#### [Recorded data]

+ + +

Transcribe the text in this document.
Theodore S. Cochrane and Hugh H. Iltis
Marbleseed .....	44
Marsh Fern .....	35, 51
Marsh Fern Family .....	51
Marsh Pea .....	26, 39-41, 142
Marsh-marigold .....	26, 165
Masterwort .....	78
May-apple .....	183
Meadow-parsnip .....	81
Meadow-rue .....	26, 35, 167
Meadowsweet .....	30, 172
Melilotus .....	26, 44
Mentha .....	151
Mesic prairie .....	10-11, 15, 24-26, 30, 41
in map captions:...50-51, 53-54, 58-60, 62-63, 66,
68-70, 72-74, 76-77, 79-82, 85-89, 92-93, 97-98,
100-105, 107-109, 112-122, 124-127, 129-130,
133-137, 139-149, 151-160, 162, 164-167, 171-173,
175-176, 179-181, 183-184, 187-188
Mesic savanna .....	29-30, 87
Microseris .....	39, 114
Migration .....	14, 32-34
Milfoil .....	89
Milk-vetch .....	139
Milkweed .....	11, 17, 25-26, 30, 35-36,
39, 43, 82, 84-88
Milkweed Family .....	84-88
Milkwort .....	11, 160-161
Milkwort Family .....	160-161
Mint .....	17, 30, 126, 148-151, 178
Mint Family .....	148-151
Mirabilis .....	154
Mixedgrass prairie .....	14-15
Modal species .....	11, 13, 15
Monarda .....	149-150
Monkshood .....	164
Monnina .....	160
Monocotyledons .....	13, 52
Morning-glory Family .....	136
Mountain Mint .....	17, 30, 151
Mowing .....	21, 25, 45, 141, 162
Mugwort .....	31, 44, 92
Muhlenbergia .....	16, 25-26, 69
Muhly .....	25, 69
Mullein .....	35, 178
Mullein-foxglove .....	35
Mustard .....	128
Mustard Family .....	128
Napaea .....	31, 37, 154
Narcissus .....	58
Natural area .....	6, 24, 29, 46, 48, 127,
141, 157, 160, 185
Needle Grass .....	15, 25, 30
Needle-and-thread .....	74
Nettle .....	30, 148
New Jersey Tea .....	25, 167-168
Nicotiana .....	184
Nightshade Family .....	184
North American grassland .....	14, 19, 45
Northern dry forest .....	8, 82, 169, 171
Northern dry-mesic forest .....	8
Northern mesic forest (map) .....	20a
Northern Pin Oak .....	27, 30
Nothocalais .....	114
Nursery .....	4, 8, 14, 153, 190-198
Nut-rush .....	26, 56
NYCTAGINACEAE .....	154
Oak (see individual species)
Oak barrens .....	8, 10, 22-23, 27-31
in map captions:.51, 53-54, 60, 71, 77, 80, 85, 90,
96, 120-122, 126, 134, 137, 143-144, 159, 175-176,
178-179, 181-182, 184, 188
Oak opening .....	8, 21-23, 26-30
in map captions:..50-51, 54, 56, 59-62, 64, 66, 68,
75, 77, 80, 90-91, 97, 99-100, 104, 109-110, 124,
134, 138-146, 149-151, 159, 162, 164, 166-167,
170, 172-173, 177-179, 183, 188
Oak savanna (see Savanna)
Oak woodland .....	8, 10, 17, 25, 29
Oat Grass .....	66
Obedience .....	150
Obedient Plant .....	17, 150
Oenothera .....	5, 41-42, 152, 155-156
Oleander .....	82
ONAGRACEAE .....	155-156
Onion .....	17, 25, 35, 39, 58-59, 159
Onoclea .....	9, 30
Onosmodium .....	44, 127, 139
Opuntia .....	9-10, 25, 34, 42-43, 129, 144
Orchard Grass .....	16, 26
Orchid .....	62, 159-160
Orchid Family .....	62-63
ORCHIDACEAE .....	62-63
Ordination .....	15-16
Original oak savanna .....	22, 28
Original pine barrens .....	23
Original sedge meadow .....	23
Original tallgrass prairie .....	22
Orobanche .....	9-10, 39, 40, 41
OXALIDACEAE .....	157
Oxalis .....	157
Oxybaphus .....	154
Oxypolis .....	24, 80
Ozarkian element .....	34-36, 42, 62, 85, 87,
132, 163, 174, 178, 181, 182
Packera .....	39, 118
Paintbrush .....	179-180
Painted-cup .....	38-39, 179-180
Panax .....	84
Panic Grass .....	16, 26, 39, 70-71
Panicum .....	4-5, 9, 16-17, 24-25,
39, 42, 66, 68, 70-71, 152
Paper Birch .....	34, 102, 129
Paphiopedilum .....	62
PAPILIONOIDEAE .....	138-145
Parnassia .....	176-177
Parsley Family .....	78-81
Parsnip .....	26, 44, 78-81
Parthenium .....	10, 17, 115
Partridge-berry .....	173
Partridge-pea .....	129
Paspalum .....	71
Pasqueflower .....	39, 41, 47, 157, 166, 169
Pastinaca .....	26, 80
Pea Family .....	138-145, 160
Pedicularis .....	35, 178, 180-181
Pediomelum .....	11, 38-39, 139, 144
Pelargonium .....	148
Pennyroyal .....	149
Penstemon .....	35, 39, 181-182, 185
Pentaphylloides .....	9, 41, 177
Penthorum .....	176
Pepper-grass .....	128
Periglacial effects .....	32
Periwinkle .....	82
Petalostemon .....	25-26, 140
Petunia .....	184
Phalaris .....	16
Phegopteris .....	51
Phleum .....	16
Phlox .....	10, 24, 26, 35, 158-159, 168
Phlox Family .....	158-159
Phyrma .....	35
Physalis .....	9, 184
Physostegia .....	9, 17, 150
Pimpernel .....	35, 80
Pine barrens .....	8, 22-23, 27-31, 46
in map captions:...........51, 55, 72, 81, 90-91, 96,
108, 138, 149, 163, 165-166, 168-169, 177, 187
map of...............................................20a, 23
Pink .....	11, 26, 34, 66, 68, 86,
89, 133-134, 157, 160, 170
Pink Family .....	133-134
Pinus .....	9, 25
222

+ + +

#### [SHORT PROBLEM]
Retype all of the data shown above, word for word.

#### [FINAL RESULT]
Transcribe the text in this document.
Theodore S. Cochrane and Hugh H. Iltis
Marbleseed .....	44
Marsh Fern .....	35, 51
Marsh Fern Family .....	51
Marsh Pea .....	26, 39-41, 142
Marsh-marigold .....	26, 165
Masterwort .....	78
May-apple .....	183
Meadow-parsnip .....	81
Meadow-rue .....	26, 35, 167
Meadowsweet .....	30, 172
Melilotus .....	26, 44
Mentha .....	151
Mesic prairie .....	10-11, 15, 24-26, 30, 41
in map captions:...50-51, 53-54, 58-60, 62-63, 66,
68-70, 72-74, 76-77, 79-82, 85-89, 92-93, 97-98,
100-105, 107-109, 112-122, 124-127, 129-130,
133-137, 139-149, 151-160, 162, 164-167, 171-173,
175-176, 179-181, 183-184, 187-188
Mesic savanna .....	29-30, 87
Microseris .....	39, 114
Migration .....	14, 32-34
Milfoil .....	89
Milk-vetch .....	139
Milkweed .....	11, 17, 25-26, 30, 35-36,
39, 43, 82, 84-88
Milkweed Family .....	84-88
Milkwort .....	11, 160-161
Milkwort Family .....	160-161
Mint .....	17, 30, 126, 148-151, 178
Mint Family .....	148-151
Mirabilis .....	154
Mixedgrass prairie .....	14-15
Modal species .....	11, 13, 15
Monarda .....	149-150
Monkshood .....	164
Monnina .....	160
Monocotyledons .....	13, 52
Morning-glory Family .....	136
Mountain Mint .....	17, 30, 151
Mowing .....	21, 25, 45, 141, 162
Mugwort .....	31, 44, 92
Muhlenbergia .....	16, 25-26, 69
Muhly .....	25, 69
Mullein .....	35, 178
Mullein-foxglove .....	35
Mustard .....	128
Mustard Family .....	128
Napaea .....	31, 37, 154
Narcissus .....	58
Natural area .....	6, 24, 29, 46, 48, 127,
141, 157, 160, 185
Needle Grass .....	15, 25, 30
Needle-and-thread .....	74
Nettle .....	30, 148
New Jersey Tea .....	25, 167-168
Nicotiana .....	184
Nightshade Family .....	184
North American grassland .....	14, 19, 45
Northern dry forest .....	8, 82, 169, 171
Northern dry-mesic forest .....	8
Northern mesic forest (map) .....	20a
Northern Pin Oak .....	27, 30
Nothocalais .....	114
Nursery .....	4, 8, 14, 153, 190-198
Nut-rush .....	26, 56
NYCTAGINACEAE .....	154
Oak (see individual species)
Oak barrens .....	8, 10, 22-23, 27-31
in map captions:.51, 53-54, 60, 71, 77, 80, 85, 90,
96, 120-122, 126, 134, 137, 143-144, 159, 175-176,
178-179, 181-182, 184, 188
Oak opening .....	8, 21-23, 26-30
in map captions:..50-51, 54, 56, 59-62, 64, 66, 68,
75, 77, 80, 90-91, 97, 99-100, 104, 109-110, 124,
134, 138-146, 149-151, 159, 162, 164, 166-167,
170, 172-173, 177-179, 183, 188
Oak savanna (see Savanna)
Oak woodland .....	8, 10, 17, 25, 29
Oat Grass .....	66
Obedience .....	150
Obedient Plant .....	17, 150
Oenothera .....	5, 41-42, 152, 155-156
Oleander .....	82
ONAGRACEAE .....	155-156
Onion .....	17, 25, 35, 39, 58-59, 159
Onoclea .....	9, 30
Onosmodium .....	44, 127, 139
Opuntia .....	9-10, 25, 34, 42-43, 129, 144
Orchard Grass .....	16, 26
Orchid .....	62, 159-160
Orchid Family .....	62-63
ORCHIDACEAE .....	62-63
Ordination .....	15-16
Original oak savanna .....	22, 28
Original pine barrens .....	23
Original sedge meadow .....	23
Original tallgrass prairie .....	22
Orobanche .....	9-10, 39, 40, 41
OXALIDACEAE .....	157
Oxalis .....	157
Oxybaphus .....	154
Oxypolis .....	24, 80
Ozarkian element .....	34-36, 42, 62, 85, 87,
132, 163, 174, 178, 181, 182
Packera .....	39, 118
Paintbrush .....	179-180
Painted-cup .....	38-39, 179-180
Panax .....	84
Panic Grass .....	16, 26, 39, 70-71
Panicum .....	4-5, 9, 16-17, 24-25,
39, 42, 66, 68, 70-71, 152
Paper Birch .....	34, 102, 129
Paphiopedilum .....	62
PAPILIONOIDEAE .....	138-145
Parnassia .....	176-177
Parsley Family .....	78-81
Parsnip .....	26, 44, 78-81
Parthenium .....	10, 17, 115
Partridge-berry .....	173
Partridge-pea .....	129
Paspalum .....	71
Pasqueflower .....	39, 41, 47, 157, 166, 169
Pastinaca .....	26, 80
Pea Family .....	138-145, 160
Pedicularis .....	35, 178, 180-181
Pediomelum .....	11, 38-39, 139, 144
Pelargonium .....	148
Pennyroyal .....	149
Penstemon .....	35, 39, 181-182, 185
Pentaphylloides .....	9, 41, 177
Penthorum .....	176
Pepper-grass .....	128
Periglacial effects .....	32
Periwinkle .....	82
Petalostemon .....	25-26, 140
Petunia .....	184
Phalaris .....	16
Phegopteris .....	51
Phleum .....	16
Phlox .....	10, 24, 26, 35, 158-159, 168
Phlox Family .....	158-159
Phyrma .....	35
Physalis .....	9, 184
Physostegia .....	9, 17, 150
Pimpernel .....	35, 80
Pine barrens .....	8, 22-23, 27-31, 46
in map captions:...........51, 55, 72, 81, 90-91, 96,
108, 138, 149, 163, 165-166, 168-169, 177, 187
map of...............................................20a, 23
Pink .....	11, 26, 34, 66, 68, 86,
89, 133-134, 157, 160, 170
Pink Family .....	133-134
Pinus .....	9, 25
222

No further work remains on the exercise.